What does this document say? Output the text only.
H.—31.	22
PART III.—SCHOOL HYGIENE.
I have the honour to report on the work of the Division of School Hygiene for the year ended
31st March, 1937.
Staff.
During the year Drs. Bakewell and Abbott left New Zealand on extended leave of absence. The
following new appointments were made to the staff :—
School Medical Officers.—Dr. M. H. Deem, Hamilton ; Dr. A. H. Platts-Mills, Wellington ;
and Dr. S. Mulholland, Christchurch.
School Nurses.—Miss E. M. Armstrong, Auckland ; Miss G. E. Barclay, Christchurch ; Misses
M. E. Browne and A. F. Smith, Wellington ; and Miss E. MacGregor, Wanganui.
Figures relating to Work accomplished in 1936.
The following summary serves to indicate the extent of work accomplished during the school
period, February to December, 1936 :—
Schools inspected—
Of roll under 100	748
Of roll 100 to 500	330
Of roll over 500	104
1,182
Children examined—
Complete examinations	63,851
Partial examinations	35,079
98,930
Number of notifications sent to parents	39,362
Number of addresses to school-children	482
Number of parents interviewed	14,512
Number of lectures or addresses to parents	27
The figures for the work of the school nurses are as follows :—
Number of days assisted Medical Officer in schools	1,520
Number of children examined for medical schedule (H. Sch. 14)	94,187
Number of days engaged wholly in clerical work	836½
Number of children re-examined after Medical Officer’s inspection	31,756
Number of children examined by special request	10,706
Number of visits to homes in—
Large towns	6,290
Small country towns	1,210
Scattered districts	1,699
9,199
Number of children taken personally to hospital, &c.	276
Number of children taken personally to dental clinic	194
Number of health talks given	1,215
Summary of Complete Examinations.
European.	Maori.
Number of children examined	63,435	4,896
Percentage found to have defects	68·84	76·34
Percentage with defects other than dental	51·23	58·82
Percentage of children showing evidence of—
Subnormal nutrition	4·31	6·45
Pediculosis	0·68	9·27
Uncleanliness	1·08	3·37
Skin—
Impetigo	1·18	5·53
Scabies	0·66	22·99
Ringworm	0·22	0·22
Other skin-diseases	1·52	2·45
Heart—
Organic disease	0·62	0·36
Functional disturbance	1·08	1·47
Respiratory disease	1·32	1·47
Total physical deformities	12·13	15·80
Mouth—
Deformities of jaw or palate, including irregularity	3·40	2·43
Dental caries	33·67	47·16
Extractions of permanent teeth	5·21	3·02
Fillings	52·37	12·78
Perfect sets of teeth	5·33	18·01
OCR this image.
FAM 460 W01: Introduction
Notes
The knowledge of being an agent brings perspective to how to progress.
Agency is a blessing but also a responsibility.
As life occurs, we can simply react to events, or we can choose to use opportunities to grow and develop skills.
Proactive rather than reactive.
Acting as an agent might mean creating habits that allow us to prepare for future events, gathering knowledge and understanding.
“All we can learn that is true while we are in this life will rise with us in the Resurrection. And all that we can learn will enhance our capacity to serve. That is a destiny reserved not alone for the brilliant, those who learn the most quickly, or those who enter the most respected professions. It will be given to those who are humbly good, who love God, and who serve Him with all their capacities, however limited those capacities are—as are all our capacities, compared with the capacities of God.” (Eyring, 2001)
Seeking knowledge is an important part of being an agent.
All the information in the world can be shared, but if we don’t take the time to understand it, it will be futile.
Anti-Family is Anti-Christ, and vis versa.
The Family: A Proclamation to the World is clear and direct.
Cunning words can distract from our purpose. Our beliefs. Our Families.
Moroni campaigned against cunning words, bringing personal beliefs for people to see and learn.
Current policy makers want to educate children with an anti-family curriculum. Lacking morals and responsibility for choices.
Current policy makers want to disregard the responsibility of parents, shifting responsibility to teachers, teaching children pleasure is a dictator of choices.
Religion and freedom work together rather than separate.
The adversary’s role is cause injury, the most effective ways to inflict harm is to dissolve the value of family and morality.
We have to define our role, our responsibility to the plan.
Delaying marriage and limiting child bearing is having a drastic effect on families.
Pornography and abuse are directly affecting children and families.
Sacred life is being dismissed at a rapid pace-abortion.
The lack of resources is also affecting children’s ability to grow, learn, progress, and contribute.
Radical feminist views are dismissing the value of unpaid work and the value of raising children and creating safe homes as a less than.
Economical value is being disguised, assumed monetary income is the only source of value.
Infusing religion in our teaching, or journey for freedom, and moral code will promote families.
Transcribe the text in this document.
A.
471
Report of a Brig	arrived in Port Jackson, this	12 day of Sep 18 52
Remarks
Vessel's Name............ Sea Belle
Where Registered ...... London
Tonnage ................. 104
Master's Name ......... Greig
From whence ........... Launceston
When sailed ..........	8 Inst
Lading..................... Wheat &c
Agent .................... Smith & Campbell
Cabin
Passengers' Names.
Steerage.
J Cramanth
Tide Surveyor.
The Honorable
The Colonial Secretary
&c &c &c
■ ■ ■ ■ ■ ■ ■
Using the listing above, pick out each line that contains the word "teaching", then copy it.

Current policy makers want to disregard the responsibility of parents, shifting responsibility to teachers, teaching children pleasure is a dictator of choices.
Infusing religion in our teaching, or journey for freedom, and moral code will promote families.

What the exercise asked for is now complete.